_TASK_
Only those lines running from the line that contains "Output a JSON" through the end of the material are to be written out, each exactly as shown.

Extracted data entries

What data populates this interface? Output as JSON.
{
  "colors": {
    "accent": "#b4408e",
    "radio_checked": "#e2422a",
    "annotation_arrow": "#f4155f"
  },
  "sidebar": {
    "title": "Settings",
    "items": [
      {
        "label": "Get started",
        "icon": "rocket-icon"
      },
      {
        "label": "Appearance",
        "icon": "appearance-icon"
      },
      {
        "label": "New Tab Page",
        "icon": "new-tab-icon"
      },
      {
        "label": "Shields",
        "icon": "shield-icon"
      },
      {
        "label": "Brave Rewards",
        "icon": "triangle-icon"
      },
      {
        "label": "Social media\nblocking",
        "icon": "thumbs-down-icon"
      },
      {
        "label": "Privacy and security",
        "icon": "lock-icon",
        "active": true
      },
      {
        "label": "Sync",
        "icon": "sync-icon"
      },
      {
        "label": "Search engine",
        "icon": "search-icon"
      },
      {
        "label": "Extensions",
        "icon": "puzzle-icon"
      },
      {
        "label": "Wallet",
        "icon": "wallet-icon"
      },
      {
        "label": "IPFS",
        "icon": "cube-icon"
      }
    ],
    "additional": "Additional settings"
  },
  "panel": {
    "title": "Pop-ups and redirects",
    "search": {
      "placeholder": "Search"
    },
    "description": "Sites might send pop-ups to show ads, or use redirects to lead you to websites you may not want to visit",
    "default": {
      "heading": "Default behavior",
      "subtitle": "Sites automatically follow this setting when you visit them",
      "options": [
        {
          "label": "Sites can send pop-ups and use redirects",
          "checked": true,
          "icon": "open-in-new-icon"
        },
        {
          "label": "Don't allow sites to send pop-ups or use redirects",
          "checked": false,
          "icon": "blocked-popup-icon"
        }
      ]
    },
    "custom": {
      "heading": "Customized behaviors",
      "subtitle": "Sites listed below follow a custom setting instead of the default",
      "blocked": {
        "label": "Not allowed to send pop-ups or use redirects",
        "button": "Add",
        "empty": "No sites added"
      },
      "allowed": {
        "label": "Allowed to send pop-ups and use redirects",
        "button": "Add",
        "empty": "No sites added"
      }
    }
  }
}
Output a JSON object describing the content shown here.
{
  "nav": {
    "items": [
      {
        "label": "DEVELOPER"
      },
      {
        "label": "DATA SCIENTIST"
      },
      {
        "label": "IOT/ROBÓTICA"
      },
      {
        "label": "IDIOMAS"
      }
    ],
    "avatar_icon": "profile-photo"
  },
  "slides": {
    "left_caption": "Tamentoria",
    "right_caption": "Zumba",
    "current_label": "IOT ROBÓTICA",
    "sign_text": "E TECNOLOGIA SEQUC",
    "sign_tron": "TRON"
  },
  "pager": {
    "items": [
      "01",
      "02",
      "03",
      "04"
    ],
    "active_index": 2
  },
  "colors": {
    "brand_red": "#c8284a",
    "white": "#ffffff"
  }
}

_RESULT FOR THIS EXERCISE_
Output a JSON object describing the content shown here.
{
  "nav": {
    "items": [
      {
        "label": "DEVELOPER"
      },
      {
        "label": "DATA SCIENTIST"
      },
      {
        "label": "IOT/ROBÓTICA"
      },
      {
        "label": "IDIOMAS"
      }
    ],
    "avatar_icon": "profile-photo"
  },
  "slides": {
    "left_caption": "Tamentoria",
    "right_caption": "Zumba",
    "current_label": "IOT ROBÓTICA",
    "sign_text": "E TECNOLOGIA SEQUC",
    "sign_tron": "TRON"
  },
  "pager": {
    "items": [
      "01",
      "02",
      "03",
      "04"
    ],
    "active_index": 2
  },
  "colors": {
    "brand_red": "#c8284a",
    "white": "#ffffff"
  }
}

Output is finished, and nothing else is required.